(WRITTEN INSTRUCTION): Return every line of the records below verbatim, with no pictures in the copy.
━━━ RECORD LIST
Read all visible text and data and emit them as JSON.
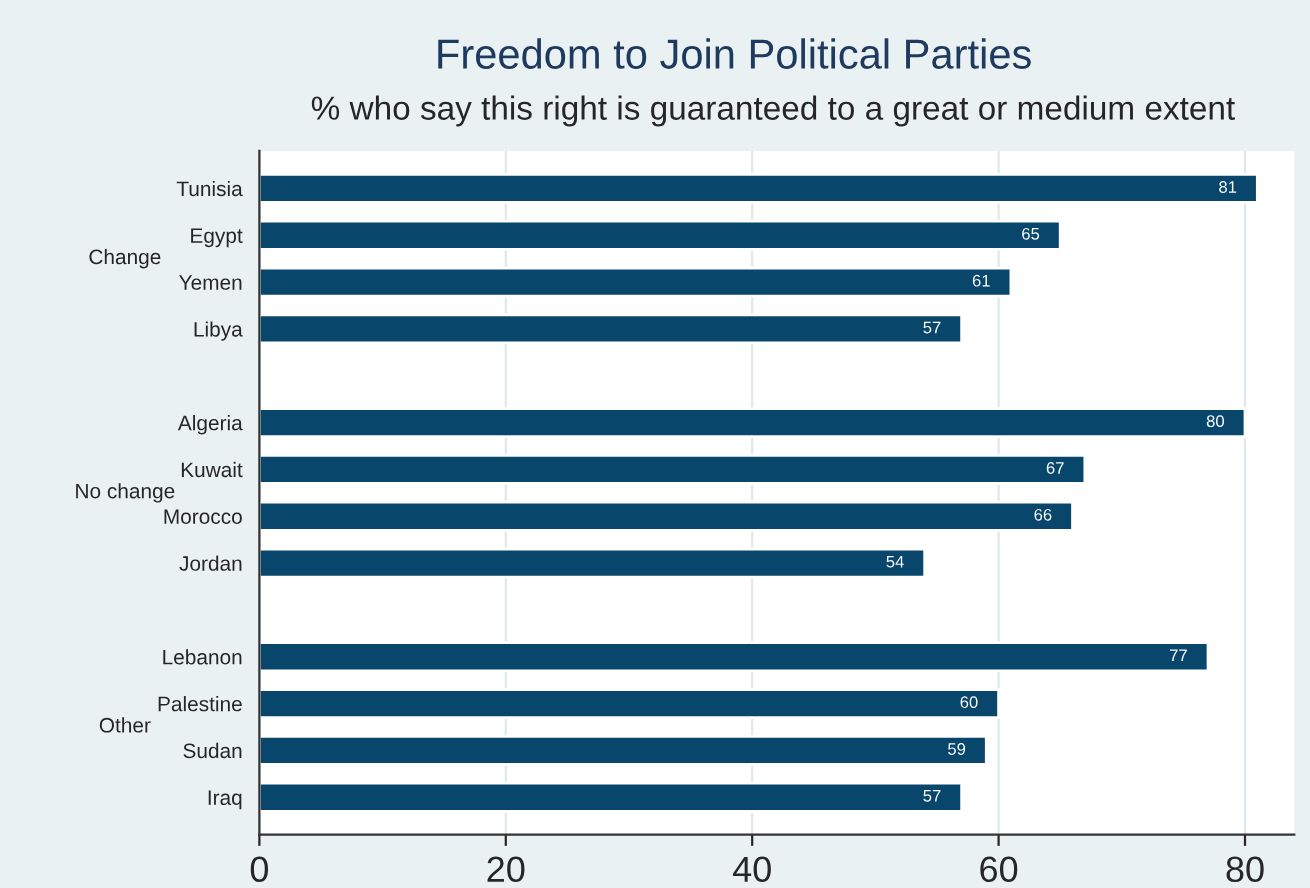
{
  "chart_data": {
    "type": "bar",
    "orientation": "horizontal",
    "title": "Freedom to Join Political Parties",
    "subtitle": "% who say this right is guaranteed to a great or medium extent",
    "categories": [
      "Tunisia",
      "Egypt",
      "Yemen",
      "Libya",
      null,
      "Algeria",
      "Kuwait",
      "Morocco",
      "Jordan",
      null,
      "Lebanon",
      "Palestine",
      "Sudan",
      "Iraq"
    ],
    "values": [
      81,
      65,
      61,
      57,
      null,
      80,
      67,
      66,
      54,
      null,
      77,
      60,
      59,
      57
    ],
    "color": "#08476b",
    "xlim": [
      0,
      84
    ],
    "xticks": [
      0,
      20,
      40,
      60,
      80
    ],
    "grid": "x",
    "data_labels": true,
    "annotations": [
      "Change",
      "No change",
      "Other"
    ]
  }
}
━━━━━━
(RESULT):
Read all visible text and data and emit them as JSON.
{
  "chart_data": {
    "type": "bar",
    "orientation": "horizontal",
    "title": "Freedom to Join Political Parties",
    "subtitle": "% who say this right is guaranteed to a great or medium extent",
    "categories": [
      "Tunisia",
      "Egypt",
      "Yemen",
      "Libya",
      null,
      "Algeria",
      "Kuwait",
      "Morocco",
      "Jordan",
      null,
      "Lebanon",
      "Palestine",
      "Sudan",
      "Iraq"
    ],
    "values": [
      81,
      65,
      61,
      57,
      null,
      80,
      67,
      66,
      54,
      null,
      77,
      60,
      59,
      57
    ],
    "color": "#08476b",
    "xlim": [
      0,
      84
    ],
    "xticks": [
      0,
      20,
      40,
      60,
      80
    ],
    "grid": "x",
    "data_labels": true,
    "annotations": [
      "Change",
      "No change",
      "Other"
    ]
  }
}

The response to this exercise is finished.